### What you need to do
Using the listing below, please gather every line containing the word "Cantidad".

### Provided information
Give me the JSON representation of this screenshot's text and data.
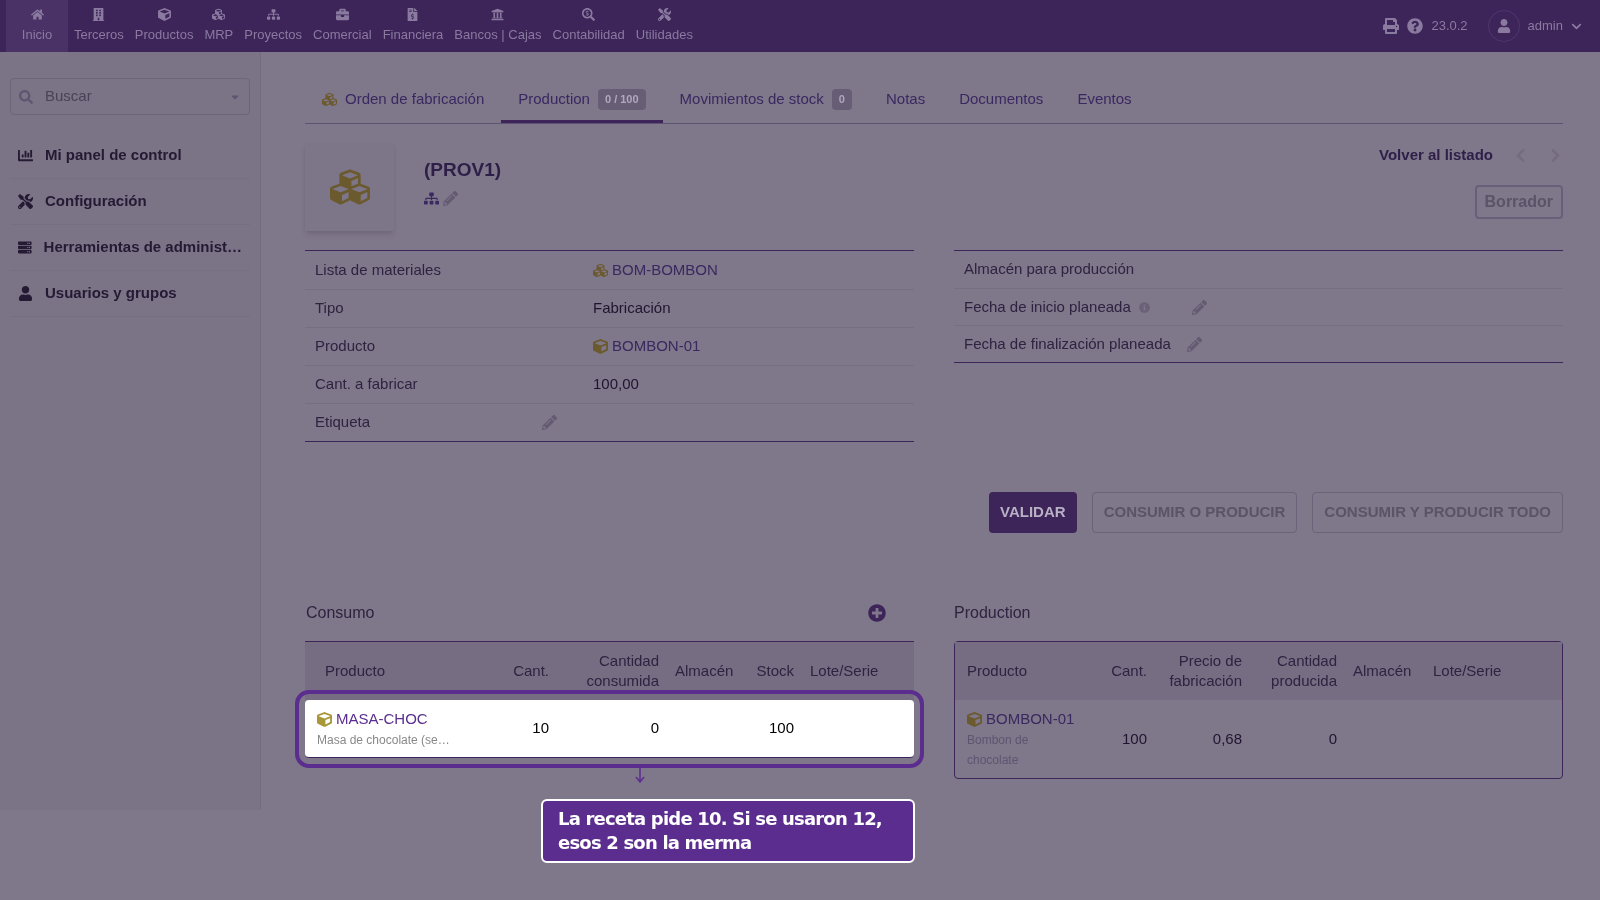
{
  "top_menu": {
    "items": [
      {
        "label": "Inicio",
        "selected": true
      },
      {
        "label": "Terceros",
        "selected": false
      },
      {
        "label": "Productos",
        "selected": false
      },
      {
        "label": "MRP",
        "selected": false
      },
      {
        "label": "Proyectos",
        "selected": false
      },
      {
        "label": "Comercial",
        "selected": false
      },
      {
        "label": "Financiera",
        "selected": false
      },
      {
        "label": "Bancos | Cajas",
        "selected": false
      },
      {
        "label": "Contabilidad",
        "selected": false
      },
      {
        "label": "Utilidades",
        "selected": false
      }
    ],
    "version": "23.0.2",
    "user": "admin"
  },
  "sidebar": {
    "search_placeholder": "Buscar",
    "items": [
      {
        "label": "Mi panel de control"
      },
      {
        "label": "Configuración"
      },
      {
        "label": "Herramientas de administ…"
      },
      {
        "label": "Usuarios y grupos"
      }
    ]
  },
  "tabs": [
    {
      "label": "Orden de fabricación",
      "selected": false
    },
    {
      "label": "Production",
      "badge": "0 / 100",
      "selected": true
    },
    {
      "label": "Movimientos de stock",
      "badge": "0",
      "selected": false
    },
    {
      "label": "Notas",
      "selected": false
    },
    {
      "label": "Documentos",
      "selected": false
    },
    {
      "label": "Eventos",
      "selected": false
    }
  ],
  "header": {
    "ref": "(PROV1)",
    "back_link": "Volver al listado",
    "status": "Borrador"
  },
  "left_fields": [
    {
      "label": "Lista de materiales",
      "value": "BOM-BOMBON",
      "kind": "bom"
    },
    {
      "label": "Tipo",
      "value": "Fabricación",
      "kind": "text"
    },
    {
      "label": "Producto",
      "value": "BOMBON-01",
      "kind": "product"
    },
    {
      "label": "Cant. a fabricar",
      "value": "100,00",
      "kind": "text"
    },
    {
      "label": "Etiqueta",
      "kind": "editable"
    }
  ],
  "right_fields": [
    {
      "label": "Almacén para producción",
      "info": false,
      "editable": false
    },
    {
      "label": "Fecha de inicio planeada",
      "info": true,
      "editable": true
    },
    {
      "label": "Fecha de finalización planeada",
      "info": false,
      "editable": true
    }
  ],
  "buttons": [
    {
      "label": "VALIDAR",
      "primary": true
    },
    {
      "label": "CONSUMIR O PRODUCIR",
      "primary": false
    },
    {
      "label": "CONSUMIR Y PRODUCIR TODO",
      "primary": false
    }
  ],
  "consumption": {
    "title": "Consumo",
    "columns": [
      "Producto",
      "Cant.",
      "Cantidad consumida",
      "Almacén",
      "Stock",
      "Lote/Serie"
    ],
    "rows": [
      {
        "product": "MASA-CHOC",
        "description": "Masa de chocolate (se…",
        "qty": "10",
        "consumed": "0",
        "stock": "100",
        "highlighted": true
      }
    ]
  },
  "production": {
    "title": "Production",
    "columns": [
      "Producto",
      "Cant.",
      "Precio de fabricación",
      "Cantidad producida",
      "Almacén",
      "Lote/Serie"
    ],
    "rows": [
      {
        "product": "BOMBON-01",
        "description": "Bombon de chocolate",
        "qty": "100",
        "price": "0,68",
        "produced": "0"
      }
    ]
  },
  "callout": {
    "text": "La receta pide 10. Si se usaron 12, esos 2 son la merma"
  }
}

...

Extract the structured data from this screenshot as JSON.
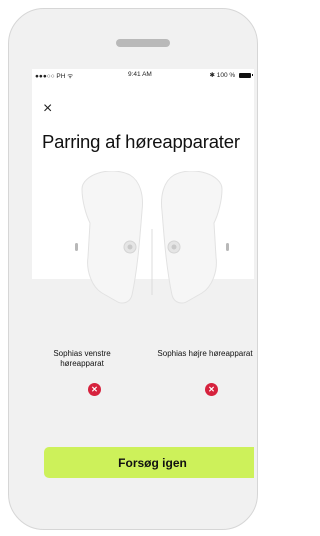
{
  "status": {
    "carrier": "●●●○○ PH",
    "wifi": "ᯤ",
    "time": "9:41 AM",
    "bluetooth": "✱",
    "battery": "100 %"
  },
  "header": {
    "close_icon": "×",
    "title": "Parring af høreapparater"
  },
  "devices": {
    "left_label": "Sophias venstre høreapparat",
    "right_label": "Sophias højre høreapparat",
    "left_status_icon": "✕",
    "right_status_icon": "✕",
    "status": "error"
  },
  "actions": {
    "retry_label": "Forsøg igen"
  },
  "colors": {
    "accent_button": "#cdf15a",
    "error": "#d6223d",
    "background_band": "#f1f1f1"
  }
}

...

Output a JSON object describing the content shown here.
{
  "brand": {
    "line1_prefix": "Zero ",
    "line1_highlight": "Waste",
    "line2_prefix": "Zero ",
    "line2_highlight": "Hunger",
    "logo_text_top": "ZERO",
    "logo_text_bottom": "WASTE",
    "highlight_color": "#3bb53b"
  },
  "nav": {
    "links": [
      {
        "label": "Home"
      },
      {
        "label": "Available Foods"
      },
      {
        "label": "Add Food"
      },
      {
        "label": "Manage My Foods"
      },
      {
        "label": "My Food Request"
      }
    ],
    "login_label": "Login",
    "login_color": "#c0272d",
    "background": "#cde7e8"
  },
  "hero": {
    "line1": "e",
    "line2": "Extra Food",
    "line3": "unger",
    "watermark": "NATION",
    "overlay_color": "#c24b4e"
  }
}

### Solved problem
      "Cantidad consumida",
      "Cantidad producida",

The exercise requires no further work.